** Start **

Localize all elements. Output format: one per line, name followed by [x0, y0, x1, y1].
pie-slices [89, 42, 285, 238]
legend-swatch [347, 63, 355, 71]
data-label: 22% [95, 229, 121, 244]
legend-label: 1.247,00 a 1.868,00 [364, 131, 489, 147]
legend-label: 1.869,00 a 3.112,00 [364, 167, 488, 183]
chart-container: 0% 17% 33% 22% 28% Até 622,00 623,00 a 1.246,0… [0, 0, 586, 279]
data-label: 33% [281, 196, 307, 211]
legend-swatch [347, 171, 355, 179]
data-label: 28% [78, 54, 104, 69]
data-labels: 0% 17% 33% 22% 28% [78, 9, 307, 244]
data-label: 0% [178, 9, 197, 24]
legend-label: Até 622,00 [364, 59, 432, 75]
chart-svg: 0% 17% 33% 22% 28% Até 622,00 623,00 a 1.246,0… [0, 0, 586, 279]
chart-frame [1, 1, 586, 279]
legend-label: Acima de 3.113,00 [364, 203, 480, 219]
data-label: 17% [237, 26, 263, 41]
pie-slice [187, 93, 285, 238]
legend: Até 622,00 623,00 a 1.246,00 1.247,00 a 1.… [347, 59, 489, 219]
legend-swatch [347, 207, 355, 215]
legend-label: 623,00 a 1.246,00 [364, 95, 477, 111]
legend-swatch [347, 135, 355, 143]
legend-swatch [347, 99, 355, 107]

** End **

Copy out every line of the material above that contains the string "data", treating uppercase and lowercase letters as different.

__Result of the task__.
data-label: 22% [95, 229, 121, 244]
data-label: 33% [281, 196, 307, 211]
data-label: 28% [78, 54, 104, 69]
data-labels: 0% 17% 33% 22% 28% [78, 9, 307, 244]
data-label: 0% [178, 9, 197, 24]
data-label: 17% [237, 26, 263, 41]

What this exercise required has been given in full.